§ TEXTO PROPORCIONADO
%%

No
son dos sistemas de gobierno distintos, sino dos formas de Estado diferentes.
El éxito inicial de Podemos se asienta en criterios fáciles: contraponer los
malos a los buenos. Su objetivo es ocupar el Estado
FRANCESC
DE CARRERAS
9
ABR 2015 - 00:00 CEST
EVA
VÁZQUEZ
No
se habla hoy de populismo por una moda desconectada de la realidad, sino porque
está ahí, en Europa y en España.
Para
muchos viejos demócratas españoles, el populismo es hoy una gran tentación: ya
que la democracia liberal y pluralista no funciona bien y no se hacen esfuerzos
suficientes para regenerarla, demos pasos hacia una democracia populista que
será de mejor calidad, más directa y participativa, con el ciudadano como
auténtico sujeto.
¿Es
ello cierto? Es más, ¿podemos hablar de “democracia populista”? ¿El populismo
es una forma de democracia tal como en Europa la entendemos desde la II Guerra
Mundial? Pienso que no, creo que el populismo es algo bien distinto, tanto en
sus fundamentos como en sus valores y fines. Es más, el populismo es una
degeneración progresiva de la democracia misma y, si llega a ganar unas
elecciones, siempre intenta hacerse con todo el poder del Estado y cambiar las
reglas del juego político para instaurar un sistema distinto que,
probablemente, ya no puede ser denominado democrático.
Por
todo esto, en España el populismo pone en cuestión la Transición política,
considerándola un simple cambio cosmético del franquismo, una mera continuidad
del mismo, y se propone iniciar un nuevo proceso constituyente cuyo fin es
aprobar una nueva Constitución. El populismo, así, no es una nueva manera de
entender la democracia, sino un movimiento que pretende acabar con ella.

%%

§ EJERCICIO 1
Transcribe del texto sobre el populismo el tramo que va desde "El éxito inicial" hasta "y en España.".
§ EJERCICIO 2
Prosigue el texto sobre el populismo a partir de su última oración.
Las filas no guardan ninguna relación con el texto sobre el populismo.

§ Entradas de datos guardadas
%%

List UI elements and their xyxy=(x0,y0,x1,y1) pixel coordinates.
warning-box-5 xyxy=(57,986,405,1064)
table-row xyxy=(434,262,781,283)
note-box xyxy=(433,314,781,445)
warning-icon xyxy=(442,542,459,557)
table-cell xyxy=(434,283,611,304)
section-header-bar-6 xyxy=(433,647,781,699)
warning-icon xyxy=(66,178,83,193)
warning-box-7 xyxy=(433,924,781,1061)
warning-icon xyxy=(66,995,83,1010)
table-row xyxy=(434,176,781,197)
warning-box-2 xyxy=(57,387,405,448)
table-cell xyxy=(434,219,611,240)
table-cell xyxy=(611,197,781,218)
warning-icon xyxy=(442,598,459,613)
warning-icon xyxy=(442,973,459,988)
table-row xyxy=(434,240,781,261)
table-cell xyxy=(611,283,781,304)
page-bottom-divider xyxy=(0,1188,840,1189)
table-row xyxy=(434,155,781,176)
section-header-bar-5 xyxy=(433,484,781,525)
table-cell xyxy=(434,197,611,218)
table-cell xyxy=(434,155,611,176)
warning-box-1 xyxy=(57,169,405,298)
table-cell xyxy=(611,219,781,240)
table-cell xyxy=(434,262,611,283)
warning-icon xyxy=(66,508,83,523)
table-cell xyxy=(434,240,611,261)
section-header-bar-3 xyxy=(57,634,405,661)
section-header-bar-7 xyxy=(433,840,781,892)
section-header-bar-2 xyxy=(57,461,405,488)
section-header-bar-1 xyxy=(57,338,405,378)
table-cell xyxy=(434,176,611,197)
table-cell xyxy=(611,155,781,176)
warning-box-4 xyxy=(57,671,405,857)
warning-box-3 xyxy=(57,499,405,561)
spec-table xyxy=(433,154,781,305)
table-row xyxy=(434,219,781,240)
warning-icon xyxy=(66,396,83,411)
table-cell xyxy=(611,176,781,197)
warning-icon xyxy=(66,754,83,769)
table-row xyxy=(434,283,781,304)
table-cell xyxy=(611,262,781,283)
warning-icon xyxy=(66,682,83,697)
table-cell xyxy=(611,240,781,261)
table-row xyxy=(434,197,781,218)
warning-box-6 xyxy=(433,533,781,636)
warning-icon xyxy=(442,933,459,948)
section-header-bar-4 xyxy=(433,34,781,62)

%%

§ ESPACIO DE RESPUESTA 1
El éxito inicial de Podemos se asienta en criterios fáciles: contraponer los
malos a los buenos. Su objetivo es ocupar el Estado
FRANCESC
DE CARRERAS
9
ABR 2015 - 00:00 CEST
EVA
VÁZQUEZ
No
se habla hoy de populismo por una moda desconectada de la realidad, sino porque
está ahí, en Europa y en España.

§ ESPACIO DE RESPUESTA 2
Ciertamente,
el término populismo ha sido usado con distintos significados en diferentes
contextos históricos y geográficos, algo que no es casual. ¿Hay alguna
semejanza entre el populismo de los narodniquis rusos del siglo XIX con el
fascismo y el nazismo, del anarquismo con el peronismo, del jacobinismo con el
nacionalismo, de Pablo Iglesias con Artur Mas? Sin duda la hay, a pesar de
tener contenidos tan diferenciados. Lo común a todo populismo no es una
ideología substancial —derechas o izquierdas, por ejemplo— sino una estrategia
para acceder y conservar el poder, lo cual le permite cobijar ideologías muy
distintas, siempre que coincidan en que la causa de todos los males es una y
sólo una, sea el zar o el rey, la propiedad, la religión, la oligarquía
financiera, las élites políticas o la opresión nacional. Siempre debe ser una
causa simple, emocionalmente sencilla de entender y racionalmente difícil de
explicar con buenos argumentos.
Si
es así, si se trata de algo tan simple, emocional y poco argumentado, ¿cómo es
que el populismo prende con tanta facilidad? La razón está en su origen. Se
justifica porque el sistema político de un determinado país funciona mal, no
soluciona los problemas de amplios sectores sociales ni da respuestas a sus
demandas. El éxito inicial de Podemos no se explica sin la crisis económica, el
paro, la corrupción política y el desprestigio de los grandes partidos. Por
tanto, hay causas para el cambio; la cuestión es si este cambio debe consistir
en una reforma del sistema o en una ruptura del mismo.
Tanto
Pablo Iglesias como Artur Mas plantean causas simples y emocionalmente sencillas
Ciertamente,
el populismo, con sus pretensiones de radicalidad democrática, lo que quiere es
cambiar el sistema de raíz aplicando unos criterios muy simples. Se trata de
contraponer los malos a los buenos: el mal está en las élites, el bien en el
pueblo; el objetivo es que dejen de gobernar las élites y pase a gobernar el
pueblo. “Nosotros, los populistas, representamos al pueblo, no porque este nos
haya votado, sino porque lo conocemos bien ya que somos parte del mismo y, por
tanto, sabremos defender sus —nuestros— auténticos intereses”. Este es el
planteamiento inicial, sencillo de comprender por la vía emocional.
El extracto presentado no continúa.